### WORKING DATA
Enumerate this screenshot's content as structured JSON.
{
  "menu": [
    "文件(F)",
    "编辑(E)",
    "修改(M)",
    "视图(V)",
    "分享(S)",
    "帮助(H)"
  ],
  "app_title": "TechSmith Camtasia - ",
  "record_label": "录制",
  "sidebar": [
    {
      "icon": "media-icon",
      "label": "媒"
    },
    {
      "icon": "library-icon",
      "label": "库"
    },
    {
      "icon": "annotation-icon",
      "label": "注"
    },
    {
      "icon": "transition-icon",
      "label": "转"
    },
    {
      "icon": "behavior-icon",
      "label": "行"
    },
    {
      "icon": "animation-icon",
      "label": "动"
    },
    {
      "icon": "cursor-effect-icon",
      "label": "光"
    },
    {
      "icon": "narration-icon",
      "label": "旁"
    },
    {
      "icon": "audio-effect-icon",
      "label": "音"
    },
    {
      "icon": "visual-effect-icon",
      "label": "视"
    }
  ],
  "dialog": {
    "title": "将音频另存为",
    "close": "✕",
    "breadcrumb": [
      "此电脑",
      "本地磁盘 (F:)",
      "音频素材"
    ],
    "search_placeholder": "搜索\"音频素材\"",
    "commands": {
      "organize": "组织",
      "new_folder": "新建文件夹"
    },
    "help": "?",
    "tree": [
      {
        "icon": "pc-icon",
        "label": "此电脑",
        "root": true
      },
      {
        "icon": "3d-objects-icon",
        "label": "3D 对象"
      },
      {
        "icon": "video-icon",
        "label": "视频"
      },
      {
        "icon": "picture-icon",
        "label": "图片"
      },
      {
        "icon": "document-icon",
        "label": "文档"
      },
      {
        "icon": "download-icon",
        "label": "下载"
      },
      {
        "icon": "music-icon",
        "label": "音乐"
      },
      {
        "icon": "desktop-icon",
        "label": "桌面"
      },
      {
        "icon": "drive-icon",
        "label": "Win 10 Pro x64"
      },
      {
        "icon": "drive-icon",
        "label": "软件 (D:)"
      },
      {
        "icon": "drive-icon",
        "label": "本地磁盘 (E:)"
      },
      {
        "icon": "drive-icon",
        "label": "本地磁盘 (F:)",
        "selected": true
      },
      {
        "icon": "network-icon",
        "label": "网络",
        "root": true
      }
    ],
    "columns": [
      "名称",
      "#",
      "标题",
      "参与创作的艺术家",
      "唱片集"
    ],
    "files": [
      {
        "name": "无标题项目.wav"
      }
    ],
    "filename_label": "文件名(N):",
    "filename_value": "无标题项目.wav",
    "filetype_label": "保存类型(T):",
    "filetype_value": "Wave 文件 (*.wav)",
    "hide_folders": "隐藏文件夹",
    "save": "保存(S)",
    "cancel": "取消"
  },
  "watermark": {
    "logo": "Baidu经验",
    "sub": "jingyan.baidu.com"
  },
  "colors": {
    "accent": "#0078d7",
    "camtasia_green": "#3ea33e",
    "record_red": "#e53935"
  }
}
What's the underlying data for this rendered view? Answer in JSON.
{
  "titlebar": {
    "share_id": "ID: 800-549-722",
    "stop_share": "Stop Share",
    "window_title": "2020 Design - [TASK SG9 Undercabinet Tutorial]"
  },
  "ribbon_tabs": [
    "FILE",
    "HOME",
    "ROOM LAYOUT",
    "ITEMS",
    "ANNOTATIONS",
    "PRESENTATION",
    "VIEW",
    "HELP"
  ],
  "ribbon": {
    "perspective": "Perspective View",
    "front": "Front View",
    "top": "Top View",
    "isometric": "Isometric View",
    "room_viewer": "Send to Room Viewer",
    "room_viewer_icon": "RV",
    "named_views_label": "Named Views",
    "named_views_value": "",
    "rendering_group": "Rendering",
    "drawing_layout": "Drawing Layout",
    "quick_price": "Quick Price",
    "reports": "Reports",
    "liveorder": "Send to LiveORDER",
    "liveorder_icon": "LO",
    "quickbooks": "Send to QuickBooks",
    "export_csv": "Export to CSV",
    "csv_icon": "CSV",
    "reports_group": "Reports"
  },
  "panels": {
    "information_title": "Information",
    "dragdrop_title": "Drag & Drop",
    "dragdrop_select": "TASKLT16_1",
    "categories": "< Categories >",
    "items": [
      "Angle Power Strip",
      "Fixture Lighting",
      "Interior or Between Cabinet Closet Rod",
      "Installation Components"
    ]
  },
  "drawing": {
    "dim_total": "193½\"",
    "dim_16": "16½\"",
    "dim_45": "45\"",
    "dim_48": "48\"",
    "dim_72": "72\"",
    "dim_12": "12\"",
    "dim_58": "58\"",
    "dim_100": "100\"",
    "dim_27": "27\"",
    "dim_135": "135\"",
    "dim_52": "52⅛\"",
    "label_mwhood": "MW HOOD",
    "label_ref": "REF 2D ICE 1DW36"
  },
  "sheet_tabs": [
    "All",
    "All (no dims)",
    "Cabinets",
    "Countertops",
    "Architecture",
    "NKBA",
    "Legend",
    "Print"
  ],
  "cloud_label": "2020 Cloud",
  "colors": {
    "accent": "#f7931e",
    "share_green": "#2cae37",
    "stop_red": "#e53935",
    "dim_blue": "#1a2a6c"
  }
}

### THE EXERCISE
Scan the material for lines with the word "JSON", and copy each line you find.

### CORRECT OUTPUT
Enumerate this screenshot's content as structured JSON.
What's the underlying data for this rendered view? Answer in JSON.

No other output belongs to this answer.